**TASK INSTRUCTIONS:**
Extract the entries in their exact form.
++++++++++++++++++++
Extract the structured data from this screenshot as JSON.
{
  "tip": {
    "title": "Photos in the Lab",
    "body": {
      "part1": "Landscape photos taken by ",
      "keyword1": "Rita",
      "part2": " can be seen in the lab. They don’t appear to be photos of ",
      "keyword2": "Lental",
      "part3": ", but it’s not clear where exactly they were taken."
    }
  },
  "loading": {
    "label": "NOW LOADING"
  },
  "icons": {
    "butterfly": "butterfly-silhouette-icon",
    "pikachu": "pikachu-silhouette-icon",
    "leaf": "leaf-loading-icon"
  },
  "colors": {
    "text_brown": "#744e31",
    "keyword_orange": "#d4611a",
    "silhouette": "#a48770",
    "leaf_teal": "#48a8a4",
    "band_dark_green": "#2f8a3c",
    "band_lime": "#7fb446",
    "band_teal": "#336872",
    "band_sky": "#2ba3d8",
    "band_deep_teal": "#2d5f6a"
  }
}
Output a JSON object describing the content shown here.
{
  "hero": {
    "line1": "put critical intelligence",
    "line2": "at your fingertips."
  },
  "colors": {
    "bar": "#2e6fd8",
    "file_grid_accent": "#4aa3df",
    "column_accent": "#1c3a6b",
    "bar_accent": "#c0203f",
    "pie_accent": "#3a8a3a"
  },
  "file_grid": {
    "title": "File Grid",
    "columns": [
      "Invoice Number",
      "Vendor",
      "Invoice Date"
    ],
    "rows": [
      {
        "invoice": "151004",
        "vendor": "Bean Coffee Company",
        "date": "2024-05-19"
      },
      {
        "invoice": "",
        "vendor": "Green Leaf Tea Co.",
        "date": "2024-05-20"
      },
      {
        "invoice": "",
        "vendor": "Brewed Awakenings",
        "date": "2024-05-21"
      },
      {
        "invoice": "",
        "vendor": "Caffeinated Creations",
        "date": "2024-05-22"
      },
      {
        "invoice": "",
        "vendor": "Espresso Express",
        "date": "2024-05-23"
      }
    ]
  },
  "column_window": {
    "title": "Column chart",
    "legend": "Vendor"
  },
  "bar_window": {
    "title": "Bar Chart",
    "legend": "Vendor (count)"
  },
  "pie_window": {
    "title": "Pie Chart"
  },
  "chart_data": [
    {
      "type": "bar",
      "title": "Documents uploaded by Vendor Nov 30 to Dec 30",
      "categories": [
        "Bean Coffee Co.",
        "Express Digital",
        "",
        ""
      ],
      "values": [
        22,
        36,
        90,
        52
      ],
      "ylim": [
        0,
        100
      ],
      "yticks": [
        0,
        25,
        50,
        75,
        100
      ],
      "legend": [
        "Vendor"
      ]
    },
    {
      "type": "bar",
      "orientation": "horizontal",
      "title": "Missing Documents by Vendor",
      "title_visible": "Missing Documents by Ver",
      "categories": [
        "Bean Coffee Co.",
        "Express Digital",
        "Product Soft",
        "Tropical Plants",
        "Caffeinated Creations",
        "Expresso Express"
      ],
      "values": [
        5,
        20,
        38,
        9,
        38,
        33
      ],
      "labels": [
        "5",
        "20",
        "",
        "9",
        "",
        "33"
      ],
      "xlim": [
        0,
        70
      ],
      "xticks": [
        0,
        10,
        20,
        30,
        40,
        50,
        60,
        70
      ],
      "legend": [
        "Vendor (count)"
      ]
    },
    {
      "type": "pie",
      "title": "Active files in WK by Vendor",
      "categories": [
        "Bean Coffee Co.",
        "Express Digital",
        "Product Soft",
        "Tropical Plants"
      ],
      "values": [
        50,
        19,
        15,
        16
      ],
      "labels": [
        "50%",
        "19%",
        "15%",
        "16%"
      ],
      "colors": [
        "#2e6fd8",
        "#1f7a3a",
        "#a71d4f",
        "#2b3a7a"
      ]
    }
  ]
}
++++++++++++++++++++
**SOLUTION TO THIS TASK:**
Extract the structured data from this screenshot as JSON.
{
  "tip": {
    "title": "Photos in the Lab",
    "body": {
      "part1": "Landscape photos taken by ",
      "keyword1": "Rita",
      "part2": " can be seen in the lab. They don’t appear to be photos of ",
      "keyword2": "Lental",
      "part3": ", but it’s not clear where exactly they were taken."
    }
  },
  "loading": {
    "label": "NOW LOADING"
  },
  "icons": {
    "butterfly": "butterfly-silhouette-icon",
    "pikachu": "pikachu-silhouette-icon",
    "leaf": "leaf-loading-icon"
  },
  "colors": {
    "text_brown": "#744e31",
    "keyword_orange": "#d4611a",
    "silhouette": "#a48770",
    "leaf_teal": "#48a8a4",
    "band_dark_green": "#2f8a3c",
    "band_lime": "#7fb446",
    "band_teal": "#336872",
    "band_sky": "#2ba3d8",
    "band_deep_teal": "#2d5f6a"
  }
}
Output a JSON object describing the content shown here.
{
  "hero": {
    "line1": "put critical intelligence",
    "line2": "at your fingertips."
  },
  "colors": {
    "bar": "#2e6fd8",
    "file_grid_accent": "#4aa3df",
    "column_accent": "#1c3a6b",
    "bar_accent": "#c0203f",
    "pie_accent": "#3a8a3a"
  },
  "file_grid": {
    "title": "File Grid",
    "columns": [
      "Invoice Number",
      "Vendor",
      "Invoice Date"
    ],
    "rows": [
      {
        "invoice": "151004",
        "vendor": "Bean Coffee Company",
        "date": "2024-05-19"
      },
      {
        "invoice": "",
        "vendor": "Green Leaf Tea Co.",
        "date": "2024-05-20"
      },
      {
        "invoice": "",
        "vendor": "Brewed Awakenings",
        "date": "2024-05-21"
      },
      {
        "invoice": "",
        "vendor": "Caffeinated Creations",
        "date": "2024-05-22"
      },
      {
        "invoice": "",
        "vendor": "Espresso Express",
        "date": "2024-05-23"
      }
    ]
  },
  "column_window": {
    "title": "Column chart",
    "legend": "Vendor"
  },
  "bar_window": {
    "title": "Bar Chart",
    "legend": "Vendor (count)"
  },
  "pie_window": {
    "title": "Pie Chart"
  },
  "chart_data": [
    {
      "type": "bar",
      "title": "Documents uploaded by Vendor Nov 30 to Dec 30",
      "categories": [
        "Bean Coffee Co.",
        "Express Digital",
        "",
        ""
      ],
      "values": [
        22,
        36,
        90,
        52
      ],
      "ylim": [
        0,
        100
      ],
      "yticks": [
        0,
        25,
        50,
        75,
        100
      ],
      "legend": [
        "Vendor"
      ]
    },
    {
      "type": "bar",
      "orientation": "horizontal",
      "title": "Missing Documents by Vendor",
      "title_visible": "Missing Documents by Ver",
      "categories": [
        "Bean Coffee Co.",
        "Express Digital",
        "Product Soft",
        "Tropical Plants",
        "Caffeinated Creations",
        "Expresso Express"
      ],
      "values": [
        5,
        20,
        38,
        9,
        38,
        33
      ],
      "labels": [
        "5",
        "20",
        "",
        "9",
        "",
        "33"
      ],
      "xlim": [
        0,
        70
      ],
      "xticks": [
        0,
        10,
        20,
        30,
        40,
        50,
        60,
        70
      ],
      "legend": [
        "Vendor (count)"
      ]
    },
    {
      "type": "pie",
      "title": "Active files in WK by Vendor",
      "categories": [
        "Bean Coffee Co.",
        "Express Digital",
        "Product Soft",
        "Tropical Plants"
      ],
      "values": [
        50,
        19,
        15,
        16
      ],
      "labels": [
        "50%",
        "19%",
        "15%",
        "16%"
      ],
      "colors": [
        "#2e6fd8",
        "#1f7a3a",
        "#a71d4f",
        "#2b3a7a"
      ]
    }
  ]
}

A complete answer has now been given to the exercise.